### Problem details
Every entry must be repeated exactly. Exclude all pictures.

### Data for this task
----------------------------------------

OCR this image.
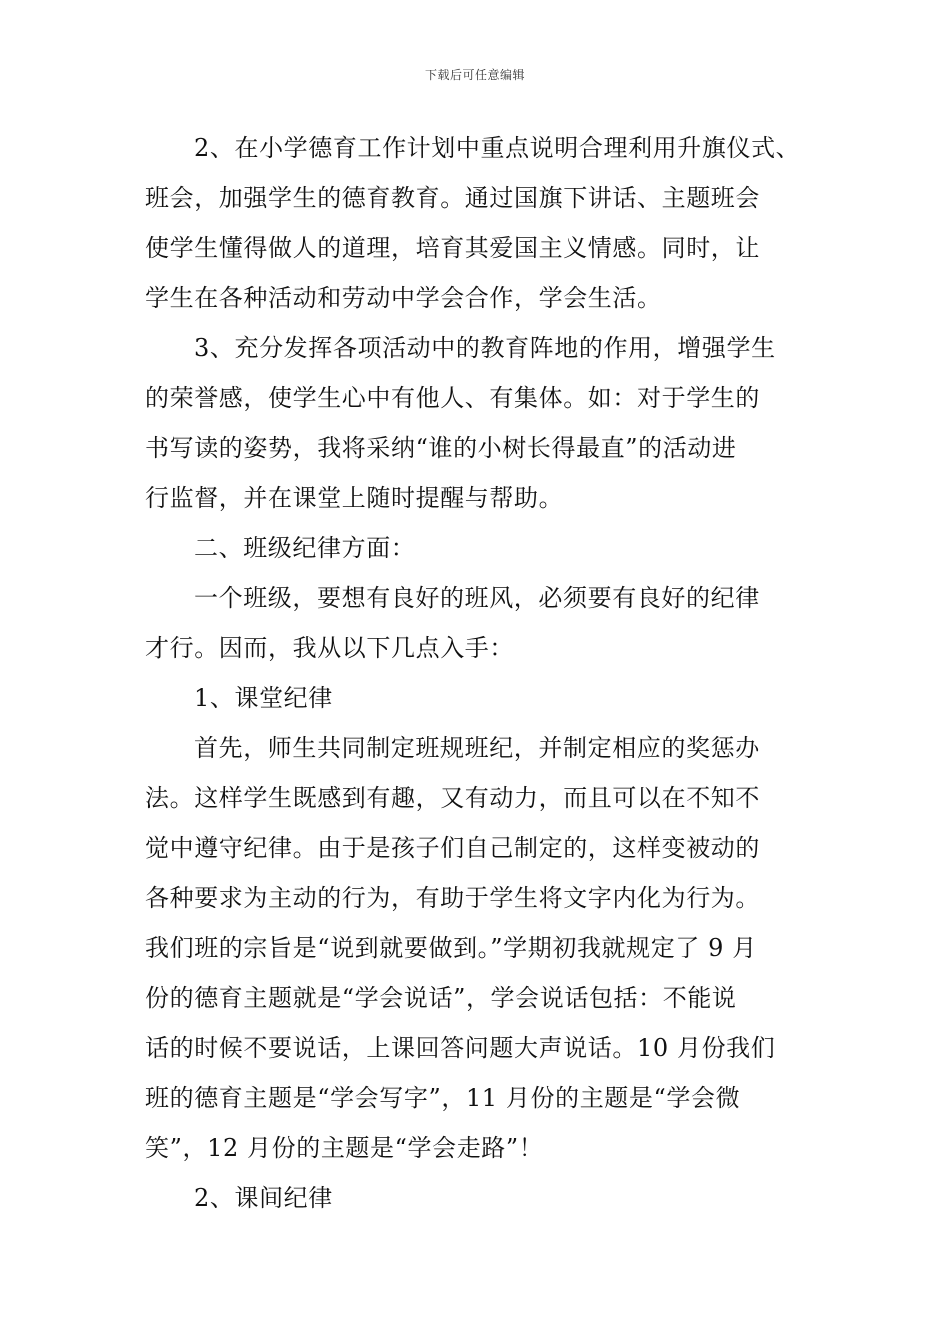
下载后可任意编辑
2、在小学德育工作计划中重点说明合理利用升旗仪式、
班会，加强学生的德育教育。通过国旗下讲话、主题班会
使学生懂得做人的道理，培育其爱国主义情感。同时，让
学生在各种活动和劳动中学会合作，学会生活。
3、充分发挥各项活动中的教育阵地的作用，增强学生
的荣誉感，使学生心中有他人、有集体。如：对于学生的
书写读的姿势，我将采纳“谁的小树长得最直”的活动进
行监督，并在课堂上随时提醒与帮助。
二、班级纪律方面：
一个班级，要想有良好的班风，必须要有良好的纪律
才行。因而，我从以下几点入手：
1、课堂纪律
首先，师生共同制定班规班纪，并制定相应的奖惩办
法。这样学生既感到有趣，又有动力，而且可以在不知不
觉中遵守纪律。由于是孩子们自己制定的，这样变被动的
各种要求为主动的行为，有助于学生将文字内化为行为。
我们班的宗旨是“说到就要做到。”学期初我就规定了 9 月
份的德育主题就是“学会说话”，学会说话包括：不能说
话的时候不要说话，上课回答问题大声说话。10 月份我们
班的德育主题是“学会写字”，11 月份的主题是“学会微
笑”，12 月份的主题是“学会走路”！
2、课间纪律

----------------------------------------

### Response below
OCR this image.
下载后可任意编辑
2、在小学德育工作计划中重点说明合理利用升旗仪式、
班会，加强学生的德育教育。通过国旗下讲话、主题班会
使学生懂得做人的道理，培育其爱国主义情感。同时，让
学生在各种活动和劳动中学会合作，学会生活。
3、充分发挥各项活动中的教育阵地的作用，增强学生
的荣誉感，使学生心中有他人、有集体。如：对于学生的
书写读的姿势，我将采纳“谁的小树长得最直”的活动进
行监督，并在课堂上随时提醒与帮助。
二、班级纪律方面：
一个班级，要想有良好的班风，必须要有良好的纪律
才行。因而，我从以下几点入手：
1、课堂纪律
首先，师生共同制定班规班纪，并制定相应的奖惩办
法。这样学生既感到有趣，又有动力，而且可以在不知不
觉中遵守纪律。由于是孩子们自己制定的，这样变被动的
各种要求为主动的行为，有助于学生将文字内化为行为。
我们班的宗旨是“说到就要做到。”学期初我就规定了 9 月
份的德育主题就是“学会说话”，学会说话包括：不能说
话的时候不要说话，上课回答问题大声说话。10 月份我们
班的德育主题是“学会写字”，11 月份的主题是“学会微
笑”，12 月份的主题是“学会走路”！
2、课间纪律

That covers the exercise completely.